- **SHORT TASK**:
Gather each line containing the string "решение" from these entries.
** begin EXERCISE MATERIALS **
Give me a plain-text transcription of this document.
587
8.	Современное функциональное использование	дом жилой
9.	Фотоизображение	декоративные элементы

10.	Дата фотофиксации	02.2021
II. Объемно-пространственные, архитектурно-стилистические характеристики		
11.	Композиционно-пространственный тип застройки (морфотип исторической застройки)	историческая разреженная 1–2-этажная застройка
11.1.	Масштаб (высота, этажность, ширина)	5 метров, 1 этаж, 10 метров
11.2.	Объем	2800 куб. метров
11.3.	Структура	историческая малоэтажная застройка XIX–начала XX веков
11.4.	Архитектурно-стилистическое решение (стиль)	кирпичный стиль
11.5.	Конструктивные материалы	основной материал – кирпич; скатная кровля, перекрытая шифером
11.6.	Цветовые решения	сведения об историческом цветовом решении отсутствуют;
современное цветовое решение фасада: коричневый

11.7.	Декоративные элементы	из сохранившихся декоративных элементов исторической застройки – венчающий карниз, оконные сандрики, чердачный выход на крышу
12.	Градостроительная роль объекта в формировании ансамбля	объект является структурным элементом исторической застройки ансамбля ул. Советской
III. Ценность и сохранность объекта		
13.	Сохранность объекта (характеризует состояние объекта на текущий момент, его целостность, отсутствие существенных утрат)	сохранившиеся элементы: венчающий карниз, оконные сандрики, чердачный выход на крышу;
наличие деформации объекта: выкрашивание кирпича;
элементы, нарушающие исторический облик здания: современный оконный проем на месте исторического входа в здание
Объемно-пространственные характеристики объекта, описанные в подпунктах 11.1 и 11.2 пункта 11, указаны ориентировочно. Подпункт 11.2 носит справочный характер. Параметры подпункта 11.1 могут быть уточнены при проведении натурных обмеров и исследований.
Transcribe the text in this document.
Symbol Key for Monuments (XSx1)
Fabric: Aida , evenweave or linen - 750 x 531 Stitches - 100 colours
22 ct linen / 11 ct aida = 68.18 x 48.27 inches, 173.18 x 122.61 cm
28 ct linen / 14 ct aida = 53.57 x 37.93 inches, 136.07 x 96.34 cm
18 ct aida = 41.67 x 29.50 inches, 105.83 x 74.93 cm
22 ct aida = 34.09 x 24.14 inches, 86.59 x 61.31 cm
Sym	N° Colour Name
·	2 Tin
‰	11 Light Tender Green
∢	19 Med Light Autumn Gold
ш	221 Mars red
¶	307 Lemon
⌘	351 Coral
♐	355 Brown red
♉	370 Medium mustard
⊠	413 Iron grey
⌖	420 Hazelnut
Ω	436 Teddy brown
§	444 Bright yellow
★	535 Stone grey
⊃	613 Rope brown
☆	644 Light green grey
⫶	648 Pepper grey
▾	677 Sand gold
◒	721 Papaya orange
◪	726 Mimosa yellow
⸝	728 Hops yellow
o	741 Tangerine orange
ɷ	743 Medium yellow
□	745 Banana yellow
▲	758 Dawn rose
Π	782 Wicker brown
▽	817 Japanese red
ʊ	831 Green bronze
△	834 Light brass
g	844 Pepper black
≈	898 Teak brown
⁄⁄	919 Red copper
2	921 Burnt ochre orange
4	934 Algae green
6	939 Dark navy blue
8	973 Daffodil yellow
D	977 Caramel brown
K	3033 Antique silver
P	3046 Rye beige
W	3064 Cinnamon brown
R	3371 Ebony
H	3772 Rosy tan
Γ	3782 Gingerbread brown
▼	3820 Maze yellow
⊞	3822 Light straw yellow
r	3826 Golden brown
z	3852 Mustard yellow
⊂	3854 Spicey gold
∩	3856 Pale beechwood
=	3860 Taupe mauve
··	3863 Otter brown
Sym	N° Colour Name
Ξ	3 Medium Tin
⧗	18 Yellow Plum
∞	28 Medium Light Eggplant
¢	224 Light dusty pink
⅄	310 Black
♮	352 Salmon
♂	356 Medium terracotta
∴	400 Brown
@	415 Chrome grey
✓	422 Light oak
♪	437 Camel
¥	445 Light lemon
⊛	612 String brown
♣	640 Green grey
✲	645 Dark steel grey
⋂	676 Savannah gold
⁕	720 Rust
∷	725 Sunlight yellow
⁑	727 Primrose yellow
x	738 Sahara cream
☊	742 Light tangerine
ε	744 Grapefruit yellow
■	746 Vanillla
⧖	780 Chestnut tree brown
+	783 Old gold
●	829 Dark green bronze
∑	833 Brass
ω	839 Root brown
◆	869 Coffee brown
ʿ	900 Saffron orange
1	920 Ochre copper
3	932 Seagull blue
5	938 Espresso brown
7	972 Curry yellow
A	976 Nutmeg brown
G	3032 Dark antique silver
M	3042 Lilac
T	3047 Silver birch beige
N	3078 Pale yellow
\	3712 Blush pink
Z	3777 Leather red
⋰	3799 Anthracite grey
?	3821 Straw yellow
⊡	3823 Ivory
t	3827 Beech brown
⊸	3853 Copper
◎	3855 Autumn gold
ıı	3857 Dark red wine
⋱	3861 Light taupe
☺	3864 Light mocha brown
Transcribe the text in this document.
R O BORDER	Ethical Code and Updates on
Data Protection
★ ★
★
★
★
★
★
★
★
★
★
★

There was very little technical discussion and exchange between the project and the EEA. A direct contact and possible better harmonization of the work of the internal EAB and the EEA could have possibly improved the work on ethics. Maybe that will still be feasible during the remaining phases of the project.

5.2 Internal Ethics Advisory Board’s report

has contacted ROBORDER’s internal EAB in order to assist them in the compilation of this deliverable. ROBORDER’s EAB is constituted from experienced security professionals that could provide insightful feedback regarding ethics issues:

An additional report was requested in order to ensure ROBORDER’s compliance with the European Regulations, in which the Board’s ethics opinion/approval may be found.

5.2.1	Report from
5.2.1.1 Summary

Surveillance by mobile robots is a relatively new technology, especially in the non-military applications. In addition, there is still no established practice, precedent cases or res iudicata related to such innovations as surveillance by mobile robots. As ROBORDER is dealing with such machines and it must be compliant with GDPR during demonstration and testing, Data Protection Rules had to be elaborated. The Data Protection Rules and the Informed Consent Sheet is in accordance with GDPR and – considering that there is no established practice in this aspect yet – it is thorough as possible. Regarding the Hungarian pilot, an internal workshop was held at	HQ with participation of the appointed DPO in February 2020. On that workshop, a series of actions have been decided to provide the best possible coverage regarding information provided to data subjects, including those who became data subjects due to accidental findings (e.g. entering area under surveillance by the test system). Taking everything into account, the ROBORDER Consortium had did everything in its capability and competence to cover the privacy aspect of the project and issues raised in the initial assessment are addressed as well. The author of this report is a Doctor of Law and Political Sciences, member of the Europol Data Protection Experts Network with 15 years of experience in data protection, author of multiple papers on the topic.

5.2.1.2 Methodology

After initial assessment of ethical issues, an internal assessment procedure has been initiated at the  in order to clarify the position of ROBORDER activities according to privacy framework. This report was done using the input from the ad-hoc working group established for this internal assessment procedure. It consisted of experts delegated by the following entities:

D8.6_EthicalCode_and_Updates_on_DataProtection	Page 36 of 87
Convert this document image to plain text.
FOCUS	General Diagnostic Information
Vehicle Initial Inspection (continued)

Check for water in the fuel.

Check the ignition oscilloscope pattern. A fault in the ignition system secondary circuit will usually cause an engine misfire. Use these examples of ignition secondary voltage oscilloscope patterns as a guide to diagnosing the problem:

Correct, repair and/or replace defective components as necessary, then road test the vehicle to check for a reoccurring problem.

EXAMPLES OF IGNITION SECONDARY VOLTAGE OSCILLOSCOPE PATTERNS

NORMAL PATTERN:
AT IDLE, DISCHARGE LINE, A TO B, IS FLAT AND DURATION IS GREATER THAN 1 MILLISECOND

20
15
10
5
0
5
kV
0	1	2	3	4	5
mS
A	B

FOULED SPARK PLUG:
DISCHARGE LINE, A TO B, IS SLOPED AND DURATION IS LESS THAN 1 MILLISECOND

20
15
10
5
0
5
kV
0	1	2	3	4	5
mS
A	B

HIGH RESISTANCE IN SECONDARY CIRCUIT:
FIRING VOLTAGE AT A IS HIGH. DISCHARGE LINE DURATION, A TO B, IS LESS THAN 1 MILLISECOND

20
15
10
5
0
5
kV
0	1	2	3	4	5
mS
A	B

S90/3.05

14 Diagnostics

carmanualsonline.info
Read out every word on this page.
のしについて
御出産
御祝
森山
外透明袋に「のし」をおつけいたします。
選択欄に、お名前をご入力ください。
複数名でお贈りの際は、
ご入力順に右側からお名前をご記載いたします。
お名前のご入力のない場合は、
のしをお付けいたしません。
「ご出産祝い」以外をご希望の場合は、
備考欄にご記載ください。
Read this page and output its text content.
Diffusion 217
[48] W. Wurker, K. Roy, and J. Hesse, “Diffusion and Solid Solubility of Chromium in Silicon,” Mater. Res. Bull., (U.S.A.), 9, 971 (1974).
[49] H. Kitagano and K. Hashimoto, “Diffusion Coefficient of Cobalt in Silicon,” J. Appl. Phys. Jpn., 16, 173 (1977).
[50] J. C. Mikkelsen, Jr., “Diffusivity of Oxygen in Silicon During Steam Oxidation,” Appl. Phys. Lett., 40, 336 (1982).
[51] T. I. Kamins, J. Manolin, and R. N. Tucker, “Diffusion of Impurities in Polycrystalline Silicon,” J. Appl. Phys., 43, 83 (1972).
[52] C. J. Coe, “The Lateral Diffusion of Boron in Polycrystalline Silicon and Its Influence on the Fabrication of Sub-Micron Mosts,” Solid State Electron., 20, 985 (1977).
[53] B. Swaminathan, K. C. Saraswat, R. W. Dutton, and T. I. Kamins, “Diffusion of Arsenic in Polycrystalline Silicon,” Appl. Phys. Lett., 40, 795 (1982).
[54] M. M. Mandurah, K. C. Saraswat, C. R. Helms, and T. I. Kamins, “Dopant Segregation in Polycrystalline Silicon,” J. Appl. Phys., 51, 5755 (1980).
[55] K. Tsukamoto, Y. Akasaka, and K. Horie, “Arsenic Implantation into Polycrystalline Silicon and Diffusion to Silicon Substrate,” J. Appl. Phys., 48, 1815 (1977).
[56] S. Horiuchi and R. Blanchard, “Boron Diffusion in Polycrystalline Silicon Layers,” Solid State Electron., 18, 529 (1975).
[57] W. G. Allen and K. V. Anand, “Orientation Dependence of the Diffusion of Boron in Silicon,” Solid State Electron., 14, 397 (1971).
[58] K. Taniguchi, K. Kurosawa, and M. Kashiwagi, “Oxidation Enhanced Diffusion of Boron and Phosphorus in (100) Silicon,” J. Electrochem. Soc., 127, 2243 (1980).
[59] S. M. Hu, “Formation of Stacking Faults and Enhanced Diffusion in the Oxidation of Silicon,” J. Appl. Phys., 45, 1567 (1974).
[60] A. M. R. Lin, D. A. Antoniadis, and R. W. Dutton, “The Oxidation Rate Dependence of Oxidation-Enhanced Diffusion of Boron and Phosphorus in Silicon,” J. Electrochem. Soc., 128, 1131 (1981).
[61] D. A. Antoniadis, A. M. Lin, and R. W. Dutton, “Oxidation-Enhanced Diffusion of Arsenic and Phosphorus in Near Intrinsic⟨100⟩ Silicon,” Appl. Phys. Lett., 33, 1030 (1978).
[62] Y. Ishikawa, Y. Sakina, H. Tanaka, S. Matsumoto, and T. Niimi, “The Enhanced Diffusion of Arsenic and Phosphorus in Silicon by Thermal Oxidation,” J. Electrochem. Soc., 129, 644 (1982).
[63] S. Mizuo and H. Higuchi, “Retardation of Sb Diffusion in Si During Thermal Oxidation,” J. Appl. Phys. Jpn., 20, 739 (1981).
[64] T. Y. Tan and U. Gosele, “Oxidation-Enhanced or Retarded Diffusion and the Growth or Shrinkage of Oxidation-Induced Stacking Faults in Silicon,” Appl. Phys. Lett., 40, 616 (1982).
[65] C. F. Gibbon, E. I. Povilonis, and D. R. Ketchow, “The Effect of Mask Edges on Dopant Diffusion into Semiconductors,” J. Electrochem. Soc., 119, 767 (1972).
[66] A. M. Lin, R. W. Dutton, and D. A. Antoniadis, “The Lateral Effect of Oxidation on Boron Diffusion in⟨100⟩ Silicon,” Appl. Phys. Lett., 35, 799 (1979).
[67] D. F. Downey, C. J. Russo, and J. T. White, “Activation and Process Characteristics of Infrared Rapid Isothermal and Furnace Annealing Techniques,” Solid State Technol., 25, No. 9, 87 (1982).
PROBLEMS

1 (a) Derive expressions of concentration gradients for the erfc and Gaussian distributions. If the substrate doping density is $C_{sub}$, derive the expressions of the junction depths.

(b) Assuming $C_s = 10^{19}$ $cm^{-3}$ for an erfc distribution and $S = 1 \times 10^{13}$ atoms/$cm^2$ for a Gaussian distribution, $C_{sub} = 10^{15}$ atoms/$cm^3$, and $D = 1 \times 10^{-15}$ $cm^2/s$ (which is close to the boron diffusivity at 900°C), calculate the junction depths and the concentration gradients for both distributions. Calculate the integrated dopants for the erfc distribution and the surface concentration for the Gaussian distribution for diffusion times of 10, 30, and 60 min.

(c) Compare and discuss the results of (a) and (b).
** end EXERCISE MATERIALS **
- **COMPLETED EXERCISE**:
11.4.	Архитектурно-стилистическое решение (стиль)	кирпичный стиль
современное цветовое решение фасада: коричневый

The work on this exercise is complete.